%%

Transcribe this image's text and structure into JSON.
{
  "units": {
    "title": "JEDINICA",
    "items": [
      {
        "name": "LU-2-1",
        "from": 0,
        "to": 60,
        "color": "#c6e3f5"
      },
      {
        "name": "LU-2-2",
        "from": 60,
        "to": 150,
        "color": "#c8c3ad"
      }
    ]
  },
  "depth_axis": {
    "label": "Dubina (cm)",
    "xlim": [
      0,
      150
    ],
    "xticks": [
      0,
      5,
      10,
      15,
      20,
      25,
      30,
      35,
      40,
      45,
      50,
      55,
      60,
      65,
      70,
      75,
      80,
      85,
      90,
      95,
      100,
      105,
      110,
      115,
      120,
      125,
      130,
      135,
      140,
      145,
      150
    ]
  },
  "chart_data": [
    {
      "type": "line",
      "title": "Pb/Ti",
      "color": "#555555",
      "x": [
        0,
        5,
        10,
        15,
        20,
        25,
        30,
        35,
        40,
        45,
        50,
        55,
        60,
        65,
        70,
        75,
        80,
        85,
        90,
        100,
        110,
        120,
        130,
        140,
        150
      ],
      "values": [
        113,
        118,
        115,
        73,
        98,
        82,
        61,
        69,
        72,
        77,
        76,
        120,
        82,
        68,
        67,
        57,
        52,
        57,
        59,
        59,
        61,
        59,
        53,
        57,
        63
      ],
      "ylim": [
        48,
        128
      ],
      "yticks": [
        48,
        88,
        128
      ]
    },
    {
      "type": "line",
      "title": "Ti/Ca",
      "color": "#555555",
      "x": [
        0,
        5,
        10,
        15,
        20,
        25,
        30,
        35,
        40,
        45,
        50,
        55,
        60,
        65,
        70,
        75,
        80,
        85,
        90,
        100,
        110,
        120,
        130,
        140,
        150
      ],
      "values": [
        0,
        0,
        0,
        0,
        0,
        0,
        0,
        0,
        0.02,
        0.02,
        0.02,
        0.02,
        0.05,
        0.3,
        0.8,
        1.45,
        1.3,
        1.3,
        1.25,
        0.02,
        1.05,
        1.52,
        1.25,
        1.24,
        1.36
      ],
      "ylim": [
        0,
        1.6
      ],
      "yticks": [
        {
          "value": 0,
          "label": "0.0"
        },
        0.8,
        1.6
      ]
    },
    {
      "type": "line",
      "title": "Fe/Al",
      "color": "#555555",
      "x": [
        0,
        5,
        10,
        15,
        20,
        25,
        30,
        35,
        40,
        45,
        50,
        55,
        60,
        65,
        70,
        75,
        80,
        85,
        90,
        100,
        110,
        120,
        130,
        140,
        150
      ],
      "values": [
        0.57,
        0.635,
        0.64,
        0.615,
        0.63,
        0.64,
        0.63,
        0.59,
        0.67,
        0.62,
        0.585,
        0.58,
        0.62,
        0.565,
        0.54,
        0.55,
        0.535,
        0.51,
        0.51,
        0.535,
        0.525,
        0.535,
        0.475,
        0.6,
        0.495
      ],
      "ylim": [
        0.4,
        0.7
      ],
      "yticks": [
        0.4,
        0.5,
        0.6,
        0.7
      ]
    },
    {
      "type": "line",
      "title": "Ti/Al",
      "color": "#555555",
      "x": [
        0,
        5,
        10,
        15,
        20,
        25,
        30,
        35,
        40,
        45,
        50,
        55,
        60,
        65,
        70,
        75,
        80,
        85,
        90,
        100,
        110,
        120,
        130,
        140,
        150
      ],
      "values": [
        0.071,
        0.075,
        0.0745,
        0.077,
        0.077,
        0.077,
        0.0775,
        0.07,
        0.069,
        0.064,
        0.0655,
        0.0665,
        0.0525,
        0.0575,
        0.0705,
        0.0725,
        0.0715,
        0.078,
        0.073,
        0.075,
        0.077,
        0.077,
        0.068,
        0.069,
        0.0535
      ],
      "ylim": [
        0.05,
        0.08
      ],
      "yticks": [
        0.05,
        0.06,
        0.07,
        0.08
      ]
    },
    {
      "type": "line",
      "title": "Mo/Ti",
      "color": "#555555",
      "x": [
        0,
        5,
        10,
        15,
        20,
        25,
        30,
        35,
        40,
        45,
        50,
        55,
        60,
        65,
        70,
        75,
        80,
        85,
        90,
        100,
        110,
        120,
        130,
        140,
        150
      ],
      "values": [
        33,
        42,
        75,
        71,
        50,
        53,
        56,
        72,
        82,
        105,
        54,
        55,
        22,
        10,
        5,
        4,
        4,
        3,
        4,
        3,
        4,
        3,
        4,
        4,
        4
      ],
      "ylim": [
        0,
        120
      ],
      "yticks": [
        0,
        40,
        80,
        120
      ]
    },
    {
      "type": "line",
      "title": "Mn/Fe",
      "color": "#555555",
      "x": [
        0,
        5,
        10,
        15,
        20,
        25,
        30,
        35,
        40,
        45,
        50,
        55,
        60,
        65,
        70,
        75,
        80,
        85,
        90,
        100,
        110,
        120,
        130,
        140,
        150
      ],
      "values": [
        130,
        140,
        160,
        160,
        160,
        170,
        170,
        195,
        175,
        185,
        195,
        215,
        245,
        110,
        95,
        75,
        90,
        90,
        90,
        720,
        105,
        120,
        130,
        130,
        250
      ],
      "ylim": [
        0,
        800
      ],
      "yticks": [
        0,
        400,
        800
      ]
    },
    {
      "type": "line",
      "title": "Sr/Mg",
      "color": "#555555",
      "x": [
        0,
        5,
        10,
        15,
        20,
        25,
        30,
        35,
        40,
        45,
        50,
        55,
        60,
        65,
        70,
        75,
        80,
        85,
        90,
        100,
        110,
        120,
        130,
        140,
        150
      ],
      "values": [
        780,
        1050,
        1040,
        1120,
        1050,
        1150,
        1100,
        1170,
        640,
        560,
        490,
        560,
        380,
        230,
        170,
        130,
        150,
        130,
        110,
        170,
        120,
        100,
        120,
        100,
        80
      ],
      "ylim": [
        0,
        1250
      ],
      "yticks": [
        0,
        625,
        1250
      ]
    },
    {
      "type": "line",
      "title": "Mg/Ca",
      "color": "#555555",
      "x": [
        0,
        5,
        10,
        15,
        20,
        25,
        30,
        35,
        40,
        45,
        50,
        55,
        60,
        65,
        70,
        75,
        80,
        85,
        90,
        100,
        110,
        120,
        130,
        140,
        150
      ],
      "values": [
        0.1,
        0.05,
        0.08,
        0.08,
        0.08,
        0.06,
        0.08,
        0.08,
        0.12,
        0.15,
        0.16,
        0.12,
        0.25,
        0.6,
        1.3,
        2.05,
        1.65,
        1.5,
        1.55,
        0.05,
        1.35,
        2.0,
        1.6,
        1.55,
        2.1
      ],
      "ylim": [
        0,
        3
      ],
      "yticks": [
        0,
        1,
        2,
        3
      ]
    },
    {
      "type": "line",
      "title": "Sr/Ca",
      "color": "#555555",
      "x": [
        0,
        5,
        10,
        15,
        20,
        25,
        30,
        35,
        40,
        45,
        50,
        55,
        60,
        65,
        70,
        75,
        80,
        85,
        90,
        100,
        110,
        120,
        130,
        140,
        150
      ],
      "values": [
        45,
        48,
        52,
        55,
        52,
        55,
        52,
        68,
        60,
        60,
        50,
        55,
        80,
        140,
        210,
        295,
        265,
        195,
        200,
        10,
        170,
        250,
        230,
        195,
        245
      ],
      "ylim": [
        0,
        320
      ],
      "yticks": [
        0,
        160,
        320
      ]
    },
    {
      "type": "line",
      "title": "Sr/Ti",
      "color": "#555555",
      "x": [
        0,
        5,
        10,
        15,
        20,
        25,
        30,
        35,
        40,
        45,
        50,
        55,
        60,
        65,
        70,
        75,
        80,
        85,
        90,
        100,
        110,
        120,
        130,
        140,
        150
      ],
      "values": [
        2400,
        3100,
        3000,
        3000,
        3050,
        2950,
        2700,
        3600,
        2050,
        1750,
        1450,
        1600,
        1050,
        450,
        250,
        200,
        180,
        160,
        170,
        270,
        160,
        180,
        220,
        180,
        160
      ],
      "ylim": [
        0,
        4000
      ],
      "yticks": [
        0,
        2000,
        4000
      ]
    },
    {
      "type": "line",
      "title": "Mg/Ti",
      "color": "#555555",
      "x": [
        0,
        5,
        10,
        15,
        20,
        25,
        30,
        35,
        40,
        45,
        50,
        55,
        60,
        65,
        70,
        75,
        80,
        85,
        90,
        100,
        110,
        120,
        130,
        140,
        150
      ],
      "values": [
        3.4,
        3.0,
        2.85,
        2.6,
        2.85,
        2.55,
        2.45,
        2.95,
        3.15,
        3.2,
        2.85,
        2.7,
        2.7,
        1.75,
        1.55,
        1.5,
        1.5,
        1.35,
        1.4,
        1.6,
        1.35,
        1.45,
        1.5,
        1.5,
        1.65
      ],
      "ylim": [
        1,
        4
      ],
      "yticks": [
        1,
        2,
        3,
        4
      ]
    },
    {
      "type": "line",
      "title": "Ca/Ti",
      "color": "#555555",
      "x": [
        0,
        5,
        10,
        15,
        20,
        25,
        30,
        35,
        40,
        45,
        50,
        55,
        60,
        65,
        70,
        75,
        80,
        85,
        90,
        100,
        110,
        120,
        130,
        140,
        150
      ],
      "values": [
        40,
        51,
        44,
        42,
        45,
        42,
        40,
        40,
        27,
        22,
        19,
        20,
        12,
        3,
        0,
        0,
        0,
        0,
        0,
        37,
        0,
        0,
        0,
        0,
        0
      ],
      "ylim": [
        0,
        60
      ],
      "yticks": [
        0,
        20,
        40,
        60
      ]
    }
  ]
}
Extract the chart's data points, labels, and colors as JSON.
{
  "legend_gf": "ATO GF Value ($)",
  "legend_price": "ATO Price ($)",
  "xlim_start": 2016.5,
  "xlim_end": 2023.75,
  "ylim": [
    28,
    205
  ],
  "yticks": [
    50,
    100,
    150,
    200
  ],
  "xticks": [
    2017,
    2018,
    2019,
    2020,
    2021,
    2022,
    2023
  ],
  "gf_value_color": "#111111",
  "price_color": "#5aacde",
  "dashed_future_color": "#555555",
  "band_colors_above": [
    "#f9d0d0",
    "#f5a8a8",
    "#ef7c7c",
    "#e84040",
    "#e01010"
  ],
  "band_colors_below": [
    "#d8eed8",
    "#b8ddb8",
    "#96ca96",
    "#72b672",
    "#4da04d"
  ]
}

%%

Starting at the line that contains "Extract the chart's", output each remaining line of the listing, the last line included, exactly as it appears.

Full answer:
Extract the chart's data points, labels, and colors as JSON.
{
  "legend_gf": "ATO GF Value ($)",
  "legend_price": "ATO Price ($)",
  "xlim_start": 2016.5,
  "xlim_end": 2023.75,
  "ylim": [
    28,
    205
  ],
  "yticks": [
    50,
    100,
    150,
    200
  ],
  "xticks": [
    2017,
    2018,
    2019,
    2020,
    2021,
    2022,
    2023
  ],
  "gf_value_color": "#111111",
  "price_color": "#5aacde",
  "dashed_future_color": "#555555",
  "band_colors_above": [
    "#f9d0d0",
    "#f5a8a8",
    "#ef7c7c",
    "#e84040",
    "#e01010"
  ],
  "band_colors_below": [
    "#d8eed8",
    "#b8ddb8",
    "#96ca96",
    "#72b672",
    "#4da04d"
  ]
}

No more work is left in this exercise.